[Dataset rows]
* * * *

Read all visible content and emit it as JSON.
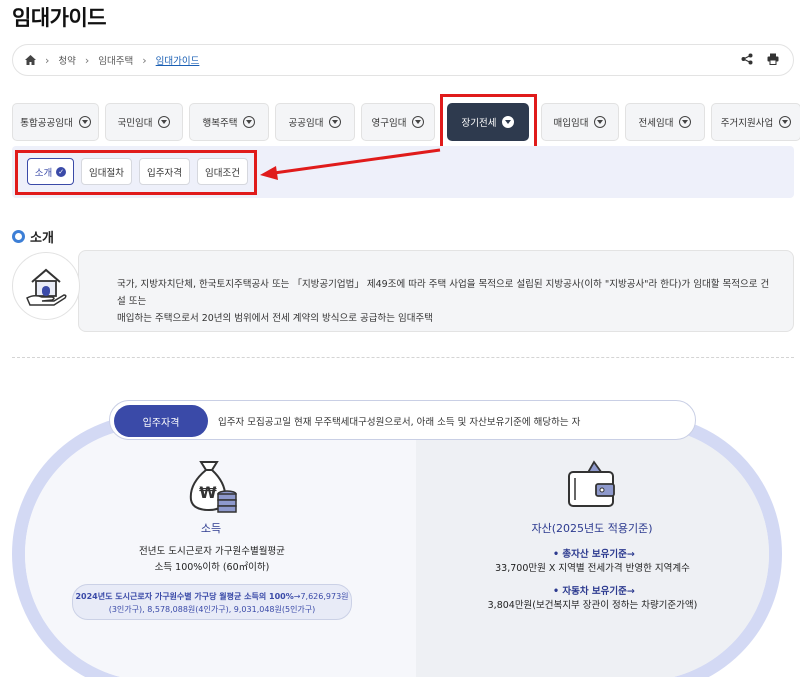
{
  "page": {
    "title": "임대가이드"
  },
  "breadcrumb": {
    "items": [
      "청약",
      "임대주택",
      "임대가이드"
    ]
  },
  "tabs": [
    {
      "label": "통합공공임대"
    },
    {
      "label": "국민임대"
    },
    {
      "label": "행복주택"
    },
    {
      "label": "공공임대"
    },
    {
      "label": "영구임대"
    },
    {
      "label": "장기전세"
    },
    {
      "label": "매입임대"
    },
    {
      "label": "전세임대"
    },
    {
      "label": "주거지원사업"
    }
  ],
  "subtabs": [
    {
      "label": "소개"
    },
    {
      "label": "임대절차"
    },
    {
      "label": "입주자격"
    },
    {
      "label": "임대조건"
    }
  ],
  "intro": {
    "title": "소개",
    "line1": "국가, 지방자치단체, 한국토지주택공사 또는 「지방공기업법」 제49조에 따라 주택 사업을 목적으로 설립된 지방공사(이하 \"지방공사\"라 한다)가 임대할 목적으로 건설 또는",
    "line2": "매입하는 주택으로서 20년의 범위에서 전세 계약의 방식으로 공급하는 임대주택"
  },
  "eligibility": {
    "label": "입주자격",
    "desc": "입주자 모집공고일 현재 무주택세대구성원으로서, 아래 소득 및 자산보유기준에 해당하는 자",
    "income": {
      "title": "소득",
      "line1": "전년도 도시근로자 가구원수별월평균",
      "line2": "소득 100%이하 (60㎡이하)",
      "note_bold": "2024년도 도시근로자 가구원수별 가구당 월평균 소득의 100%",
      "note_rest1": "→7,626,973원",
      "note_line2": "(3인가구), 8,578,088원(4인가구), 9,031,048원(5인가구)"
    },
    "asset": {
      "title": "자산(2025년도 적용기준)",
      "total_label": "총자산 보유기준",
      "total_value": "33,700만원 X 지역별 전세가격 반영한 지역계수",
      "car_label": "자동차 보유기준",
      "car_value": "3,804만원(보건복지부 장관이 정하는 차량기준가액)"
    }
  },
  "colors": {
    "accent": "#3a4aa8",
    "active_tab": "#2e3a4e",
    "highlight": "#e01b1b",
    "oval_border": "#d3d9f4"
  }
}
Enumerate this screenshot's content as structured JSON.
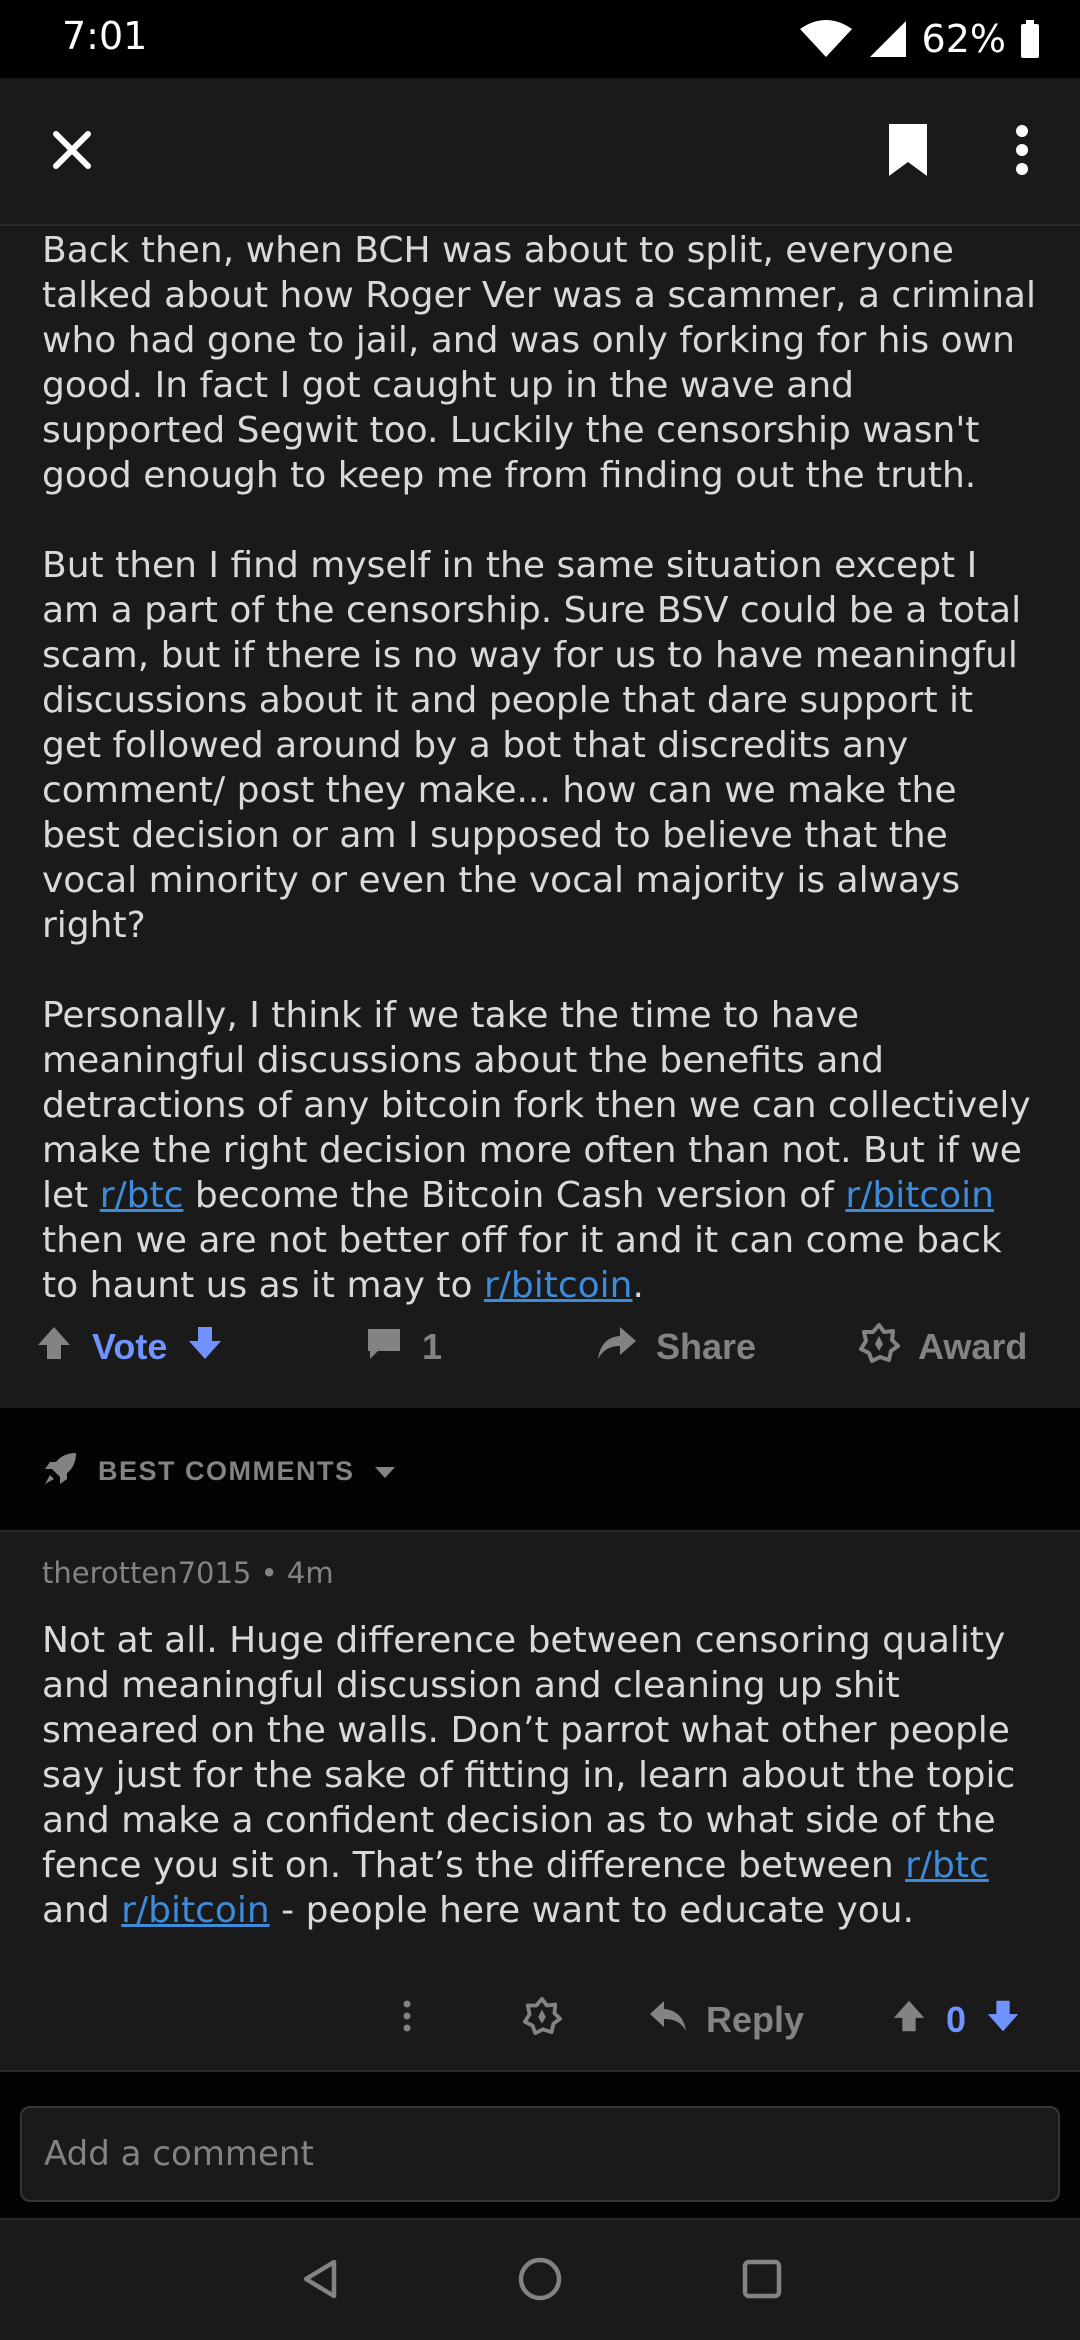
{
  "status_bar": {
    "time": "7:01",
    "battery": "62%"
  },
  "post": {
    "paragraphs": [
      [
        {
          "text": "Back then, when BCH was about to split, everyone talked about how Roger Ver was a scammer, a criminal who had gone to jail, and was only forking for his own good. In fact I got caught up in the wave and supported Segwit too.  Luckily the censorship wasn't good enough to keep me from finding out the truth."
        }
      ],
      [
        {
          "text": "But then I find myself in the same situation except I am a part of the censorship. Sure BSV could be a total scam, but if there is no way for us to have meaningful discussions about it and people that dare support it get followed around by a bot that discredits any comment/ post they make... how can we make the best decision or am I supposed to believe that the vocal minority or even the vocal majority is always right?"
        }
      ],
      [
        {
          "text": "Personally, I think if we take the time to have meaningful discussions about the benefits and detractions of any bitcoin fork then we can collectively make the right decision more often than not. But if we let "
        },
        {
          "text": "r/btc",
          "link": true
        },
        {
          "text": " become the Bitcoin Cash version of "
        },
        {
          "text": "r/bitcoin",
          "link": true
        },
        {
          "text": " then we are not better off for it and it can come back to haunt us as it may to "
        },
        {
          "text": "r/bitcoin",
          "link": true
        },
        {
          "text": "."
        }
      ]
    ],
    "actions": {
      "vote_label": "Vote",
      "comment_count": "1",
      "share_label": "Share",
      "award_label": "Award"
    }
  },
  "comments_header": {
    "sort_label": "BEST COMMENTS"
  },
  "comment": {
    "meta": "therotten7015 • 4m",
    "segments": [
      {
        "text": "Not at all. Huge difference between censoring quality and meaningful discussion and cleaning up shit smeared on the walls. Don’t parrot what other people say just for the sake of fitting in, learn about the topic and make a confident decision as to what side of the fence you sit on. That’s the difference between "
      },
      {
        "text": "r/btc",
        "link": true
      },
      {
        "text": " and "
      },
      {
        "text": "r/bitcoin",
        "link": true
      },
      {
        "text": " - people here want to educate you."
      }
    ],
    "reply_label": "Reply",
    "score": "0"
  },
  "composer": {
    "placeholder": "Add a comment"
  },
  "colors": {
    "background": "#1a1a1b",
    "text": "#d7dadc",
    "muted": "#818384",
    "link": "#3d8bd9",
    "vote_accent": "#7193ff"
  },
  "icons": {
    "top_bar": [
      "close-icon",
      "bookmark-icon",
      "more-vertical-icon"
    ],
    "post_actions": [
      "upvote-icon",
      "downvote-icon",
      "comment-icon",
      "share-icon",
      "award-icon"
    ],
    "comments_header": [
      "rocket-icon",
      "caret-down-icon"
    ],
    "comment_actions": [
      "more-vertical-icon",
      "award-icon",
      "reply-icon",
      "upvote-icon",
      "downvote-icon"
    ],
    "nav": [
      "back-icon",
      "home-icon",
      "recents-icon"
    ]
  }
}
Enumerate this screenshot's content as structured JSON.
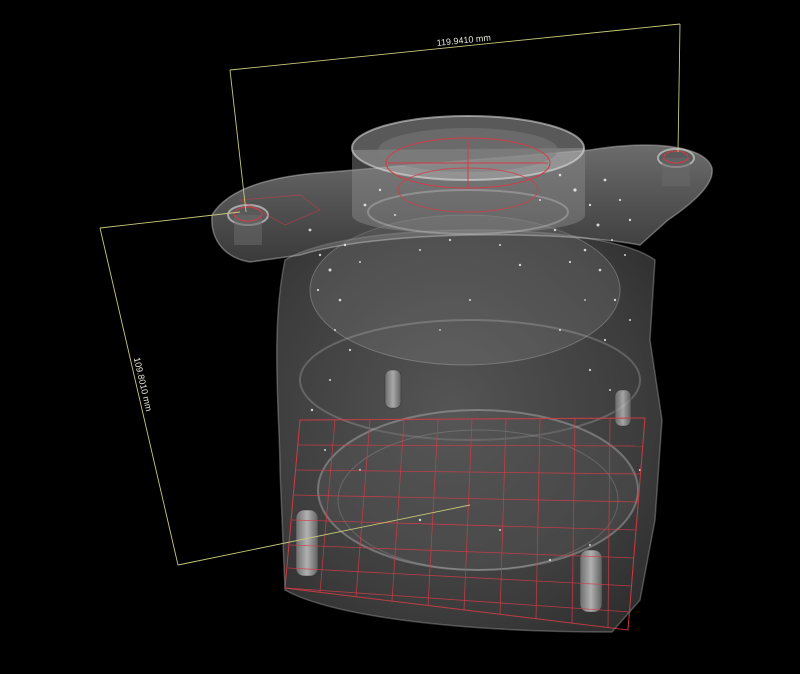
{
  "measurements": {
    "width_label": "119.9410 mm",
    "height_label": "109.8010 mm"
  },
  "colors": {
    "background": "#000000",
    "dimension_line": "#c8c87a",
    "grid_line": "#d23c46",
    "part_body": "#8a8a8a"
  },
  "icons": {
    "scene": "ct-scan-3d-part"
  }
}
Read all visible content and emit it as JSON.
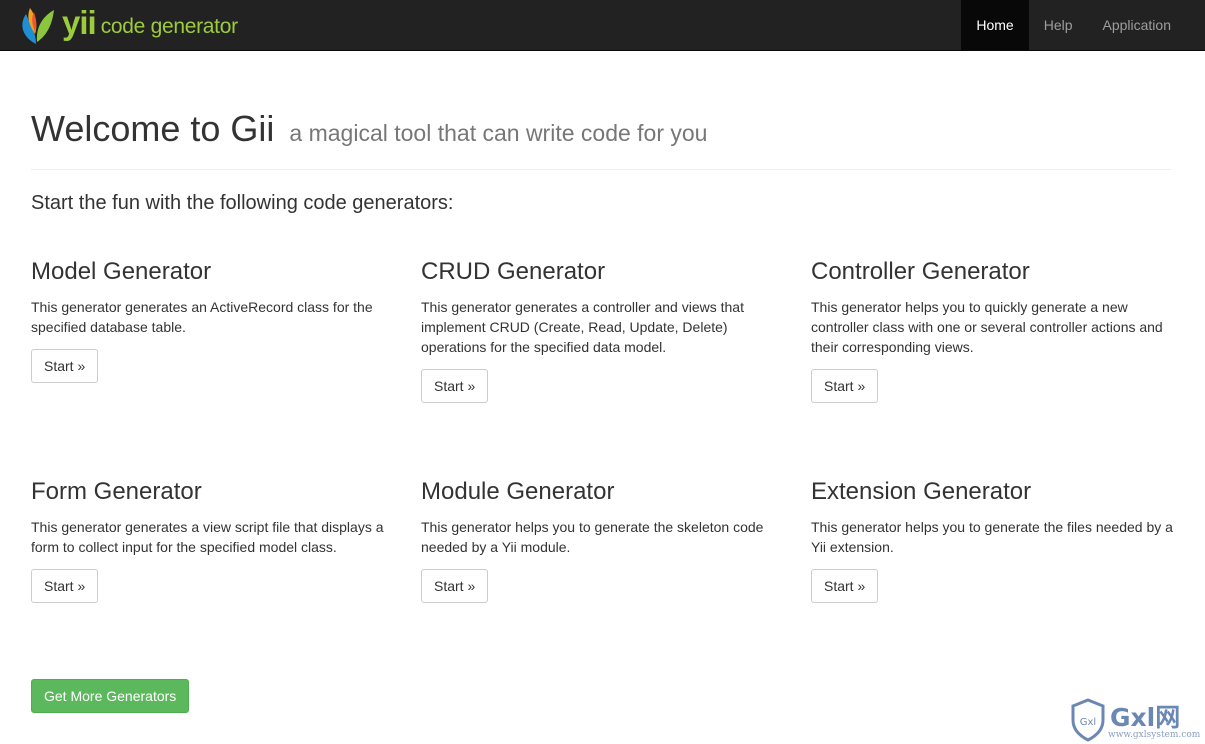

* * * *

> **THE TASK**: Reproduce every line of the material precisely, omitting its pictures.

> **THE OUTPUT**:
Read all visible content and emit it as JSON.
{
  "page": {
    "title": "임대가이드"
  },
  "breadcrumb": {
    "items": [
      "청약",
      "임대주택",
      "임대가이드"
    ]
  },
  "tabs": [
    {
      "label": "통합공공임대"
    },
    {
      "label": "국민임대"
    },
    {
      "label": "행복주택"
    },
    {
      "label": "공공임대"
    },
    {
      "label": "영구임대"
    },
    {
      "label": "장기전세"
    },
    {
      "label": "매입임대"
    },
    {
      "label": "전세임대"
    },
    {
      "label": "주거지원사업"
    }
  ],
  "subtabs": [
    {
      "label": "소개"
    },
    {
      "label": "임대절차"
    },
    {
      "label": "입주자격"
    },
    {
      "label": "임대조건"
    }
  ],
  "intro": {
    "title": "소개",
    "line1": "국가, 지방자치단체, 한국토지주택공사 또는 「지방공기업법」 제49조에 따라 주택 사업을 목적으로 설립된 지방공사(이하 \"지방공사\"라 한다)가 임대할 목적으로 건설 또는",
    "line2": "매입하는 주택으로서 20년의 범위에서 전세 계약의 방식으로 공급하는 임대주택"
  },
  "eligibility": {
    "label": "입주자격",
    "desc": "입주자 모집공고일 현재 무주택세대구성원으로서, 아래 소득 및 자산보유기준에 해당하는 자",
    "income": {
      "title": "소득",
      "line1": "전년도 도시근로자 가구원수별월평균",
      "line2": "소득 100%이하 (60㎡이하)",
      "note_bold": "2024년도 도시근로자 가구원수별 가구당 월평균 소득의 100%",
      "note_rest1": "→7,626,973원",
      "note_line2": "(3인가구), 8,578,088원(4인가구), 9,031,048원(5인가구)"
    },
    "asset": {
      "title": "자산(2025년도 적용기준)",
      "total_label": "총자산 보유기준",
      "total_value": "33,700만원 X 지역별 전세가격 반영한 지역계수",
      "car_label": "자동차 보유기준",
      "car_value": "3,804만원(보건복지부 장관이 정하는 차량기준가액)"
    }
  },
  "colors": {
    "accent": "#3a4aa8",
    "active_tab": "#2e3a4e",
    "highlight": "#e01b1b",
    "oval_border": "#d3d9f4"
  }
}
Enumerate this screenshot's content as structured JSON.
{
  "status_bar": {
    "time": "7:01",
    "battery": "62%"
  },
  "post": {
    "paragraphs": [
      [
        {
          "text": "Back then, when BCH was about to split, everyone talked about how Roger Ver was a scammer, a criminal who had gone to jail, and was only forking for his own good. In fact I got caught up in the wave and supported Segwit too.  Luckily the censorship wasn't good enough to keep me from finding out the truth."
        }
      ],
      [
        {
          "text": "But then I find myself in the same situation except I am a part of the censorship. Sure BSV could be a total scam, but if there is no way for us to have meaningful discussions about it and people that dare support it get followed around by a bot that discredits any comment/ post they make... how can we make the best decision or am I supposed to believe that the vocal minority or even the vocal majority is always right?"
        }
      ],
      [
        {
          "text": "Personally, I think if we take the time to have meaningful discussions about the benefits and detractions of any bitcoin fork then we can collectively make the right decision more often than not. But if we let "
        },
        {
          "text": "r/btc",
          "link": true
        },
        {
          "text": " become the Bitcoin Cash version of "
        },
        {
          "text": "r/bitcoin",
          "link": true
        },
        {
          "text": " then we are not better off for it and it can come back to haunt us as it may to "
        },
        {
          "text": "r/bitcoin",
          "link": true
        },
        {
          "text": "."
        }
      ]
    ],
    "actions": {
      "vote_label": "Vote",
      "comment_count": "1",
      "share_label": "Share",
      "award_label": "Award"
    }
  },
  "comments_header": {
    "sort_label": "BEST COMMENTS"
  },
  "comment": {
    "meta": "therotten7015 • 4m",
    "segments": [
      {
        "text": "Not at all. Huge difference between censoring quality and meaningful discussion and cleaning up shit smeared on the walls. Don’t parrot what other people say just for the sake of fitting in, learn about the topic and make a confident decision as to what side of the fence you sit on. That’s the difference between "
      },
      {
        "text": "r/btc",
        "link": true
      },
      {
        "text": " and "
      },
      {
        "text": "r/bitcoin",
        "link": true
      },
      {
        "text": " - people here want to educate you."
      }
    ],
    "reply_label": "Reply",
    "score": "0"
  },
  "composer": {
    "placeholder": "Add a comment"
  },
  "colors": {
    "background": "#1a1a1b",
    "text": "#d7dadc",
    "muted": "#818384",
    "link": "#3d8bd9",
    "vote_accent": "#7193ff"
  },
  "icons": {
    "top_bar": [
      "close-icon",
      "bookmark-icon",
      "more-vertical-icon"
    ],
    "post_actions": [
      "upvote-icon",
      "downvote-icon",
      "comment-icon",
      "share-icon",
      "award-icon"
    ],
    "comments_header": [
      "rocket-icon",
      "caret-down-icon"
    ],
    "comment_actions": [
      "more-vertical-icon",
      "award-icon",
      "reply-icon",
      "upvote-icon",
      "downvote-icon"
    ],
    "nav": [
      "back-icon",
      "home-icon",
      "recents-icon"
    ]
  }
}
Enumerate this screenshot's content as structured JSON.
{
  "measurements": {
    "width_label": "119.9410 mm",
    "height_label": "109.8010 mm"
  },
  "colors": {
    "background": "#000000",
    "dimension_line": "#c8c87a",
    "grid_line": "#d23c46",
    "part_body": "#8a8a8a"
  },
  "icons": {
    "scene": "ct-scan-3d-part"
  }
}
Read all visible content and emit it as JSON.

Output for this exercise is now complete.